Data excerpts:
↓↓↓

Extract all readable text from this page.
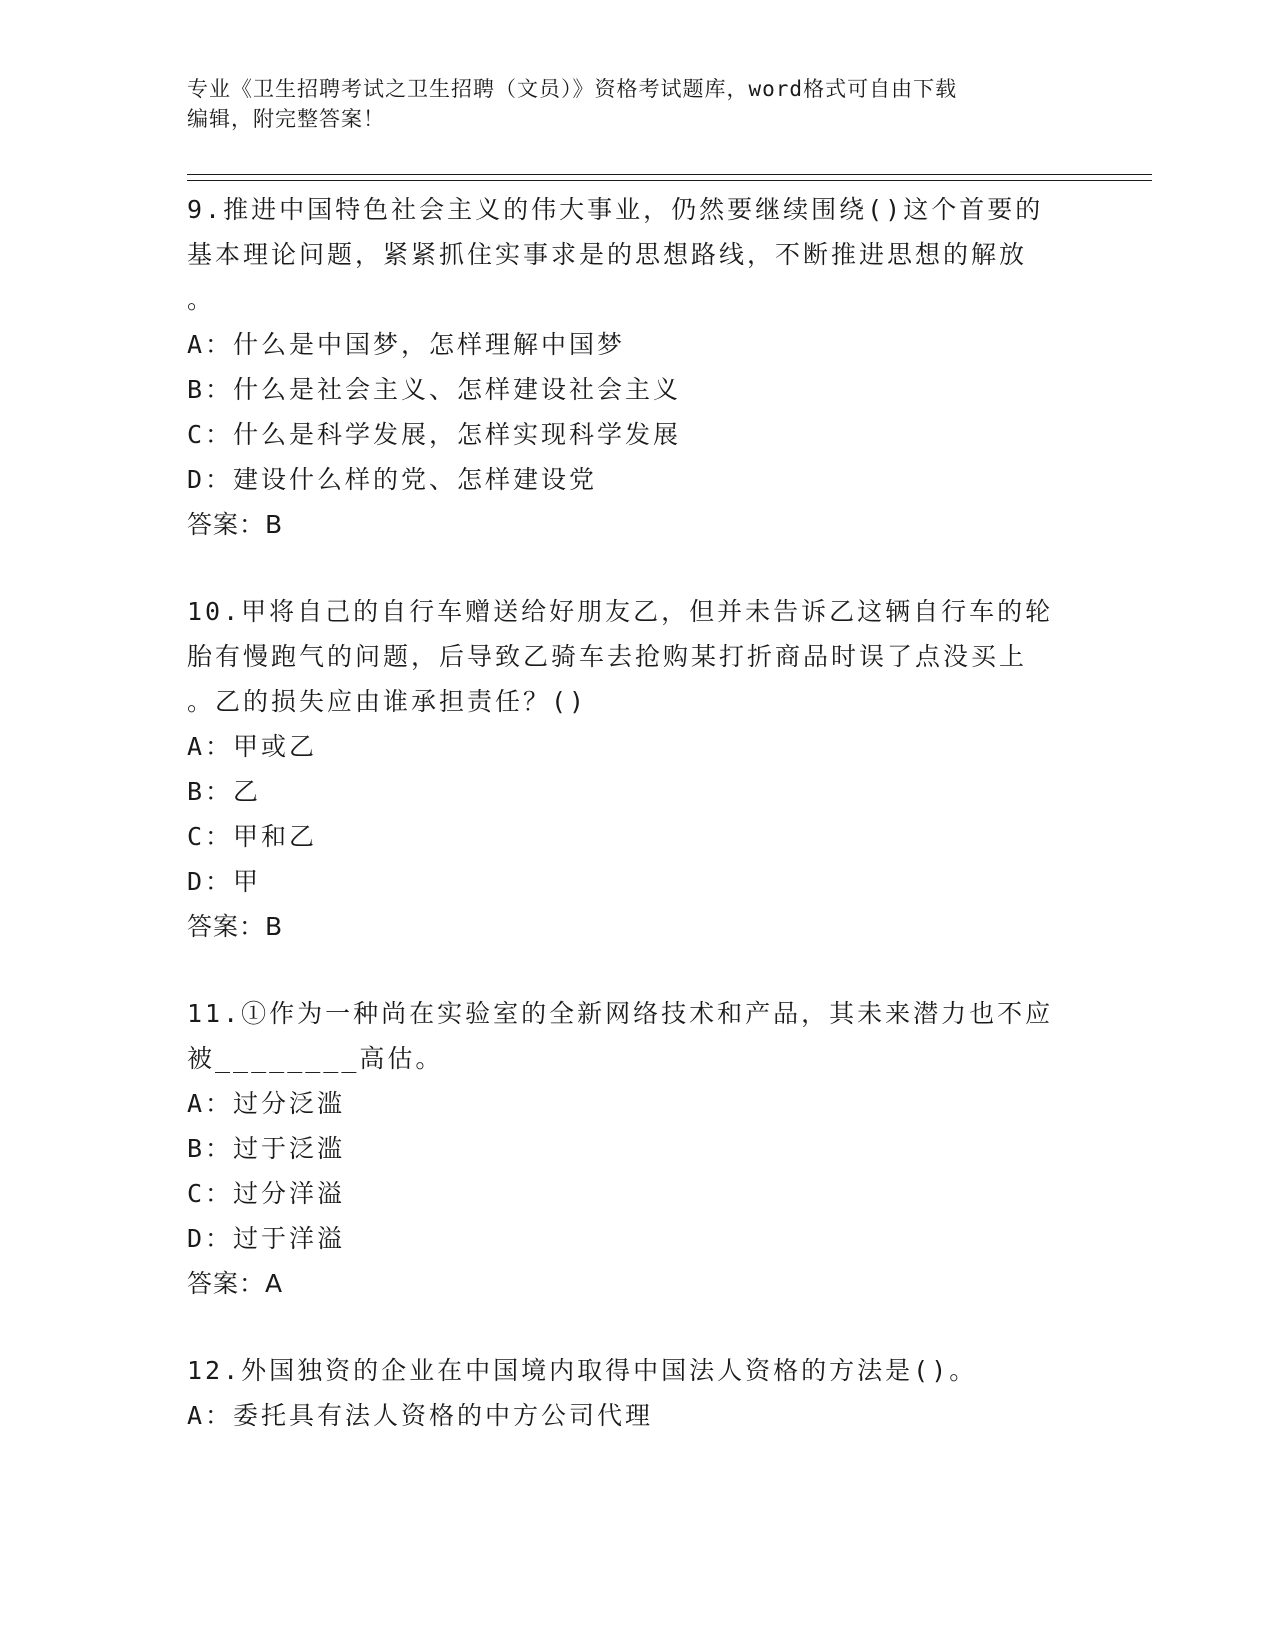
专业《卫生招聘考试之卫生招聘（文员）》资格考试题库，word格式可自由下载
编辑，附完整答案！
9.推进中国特色社会主义的伟大事业，仍然要继续围绕()这个首要的
基本理论问题，紧紧抓住实事求是的思想路线，不断推进思想的解放
。
A：什么是中国梦，怎样理解中国梦
B：什么是社会主义、怎样建设社会主义
C：什么是科学发展，怎样实现科学发展
D：建设什么样的党、怎样建设党
答案：B
10.甲将自己的自行车赠送给好朋友乙，但并未告诉乙这辆自行车的轮
胎有慢跑气的问题，后导致乙骑车去抢购某打折商品时误了点没买上
。乙的损失应由谁承担责任？()
A：甲或乙
B：乙
C：甲和乙
D：甲
答案：B
11.①作为一种尚在实验室的全新网络技术和产品，其未来潜力也不应
被________高估。
A：过分泛滥
B：过于泛滥
C：过分洋溢
D：过于洋溢
答案：A
12.外国独资的企业在中国境内取得中国法人资格的方法是()。
A：委托具有法人资格的中方公司代理
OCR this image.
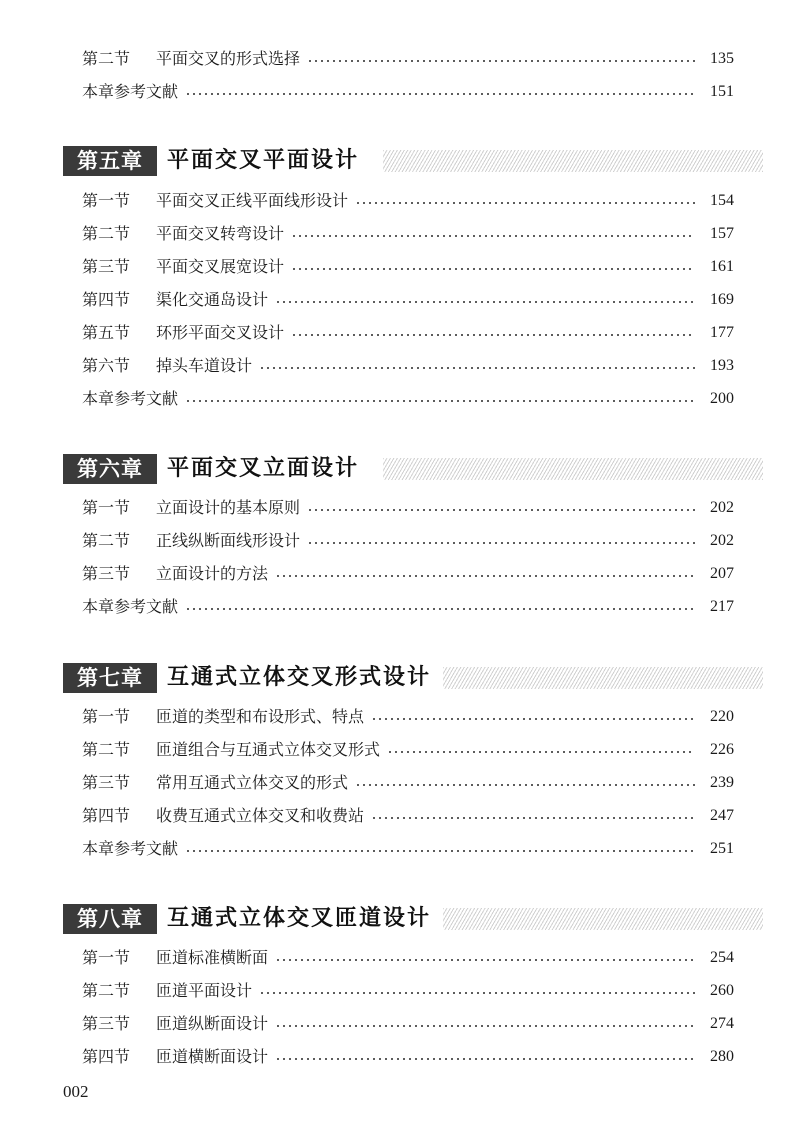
第二节	平面交叉的形式选择	135
本章参考文献	151
第五章	平面交叉平面设计
第一节	平面交叉正线平面线形设计	154
第二节	平面交叉转弯设计	157
第三节	平面交叉展宽设计	161
第四节	渠化交通岛设计	169
第五节	环形平面交叉设计	177
第六节	掉头车道设计	193
本章参考文献	200
第六章	平面交叉立面设计
第一节	立面设计的基本原则	202
第二节	正线纵断面线形设计	202
第三节	立面设计的方法	207
本章参考文献	217
第七章	互通式立体交叉形式设计
第一节	匝道的类型和布设形式、特点	220
第二节	匝道组合与互通式立体交叉形式	226
第三节	常用互通式立体交叉的形式	239
第四节	收费互通式立体交叉和收费站	247
本章参考文献	251
第八章	互通式立体交叉匝道设计
第一节	匝道标准横断面	254
第二节	匝道平面设计	260
第三节	匝道纵断面设计	274
第四节	匝道横断面设计	280
002
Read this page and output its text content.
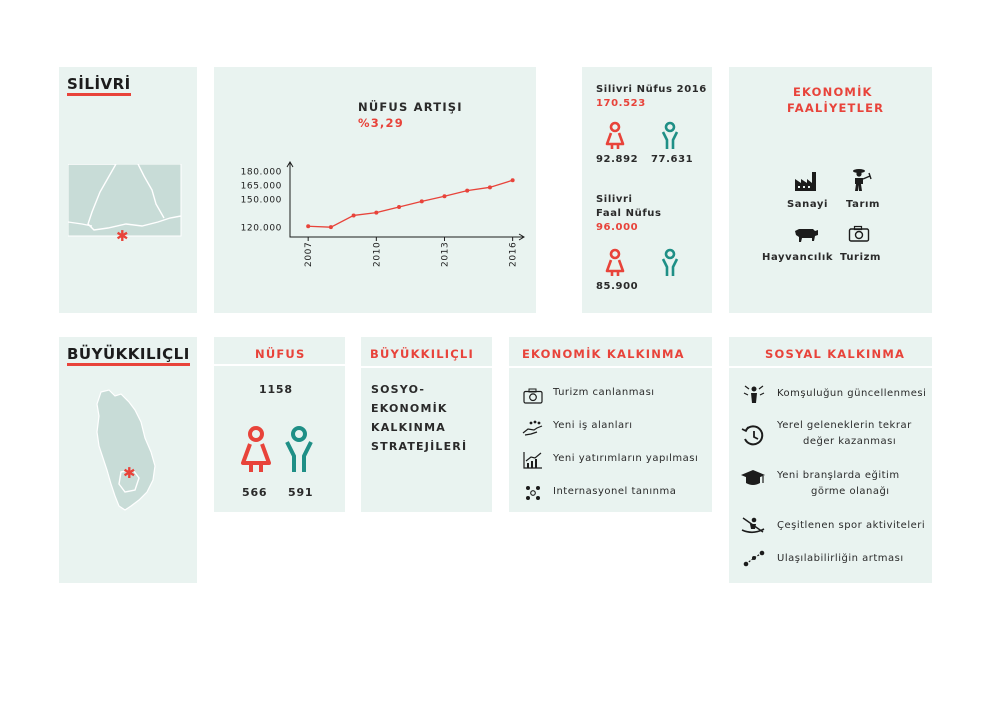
SİLİVRİ
✱
NÜFUS ARTIŞI
%3,29
180.000
165.000
150.000
120.000
2007	2010	2013	2016
Silivri Nüfus 2016
170.523
92.892 77.631
Silivri
Faal Nüfus
96.000
85.900
EKONOMİK
FAALİYETLER
Sanayi Tarım
Hayvancılık Turizm
BÜYÜKKILIÇLI
✱
NÜFUS
1158
566 591
BÜYÜKKILIÇLI
SOSYO-
EKONOMİK
KALKINMA
STRATEJİLERİ
EKONOMİK KALKINMA
Turizm canlanması
Yeni iş alanları
Yeni yatırımların yapılması
Internasyonel tanınma
SOSYAL KALKINMA
Komşuluğun güncellenmesi
Yerel geleneklerin tekrar
değer kazanması
Yeni branşlarda eğitim
görme olanağı
Çeşitlenen spor aktiviteleri
Ulaşılabilirliğin artması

↑↑↑

The exercise: The lines to be quoted run from the line containing "Read this page and output its text content." through the end of the entries above, both included; quote them exactly and leave out any pictures.

Expected answer:
Read this page and output its text content.
SİLİVRİ
✱
NÜFUS ARTIŞI
%3,29
180.000
165.000
150.000
120.000
2007	2010	2013	2016
Silivri Nüfus 2016
170.523
92.892 77.631
Silivri
Faal Nüfus
96.000
85.900
EKONOMİK
FAALİYETLER
Sanayi Tarım
Hayvancılık Turizm
BÜYÜKKILIÇLI
✱
NÜFUS
1158
566 591
BÜYÜKKILIÇLI
SOSYO-
EKONOMİK
KALKINMA
STRATEJİLERİ
EKONOMİK KALKINMA
Turizm canlanması
Yeni iş alanları
Yeni yatırımların yapılması
Internasyonel tanınma
SOSYAL KALKINMA
Komşuluğun güncellenmesi
Yerel geleneklerin tekrar
değer kazanması
Yeni branşlarda eğitim
görme olanağı
Çeşitlenen spor aktiviteleri
Ulaşılabilirliğin artması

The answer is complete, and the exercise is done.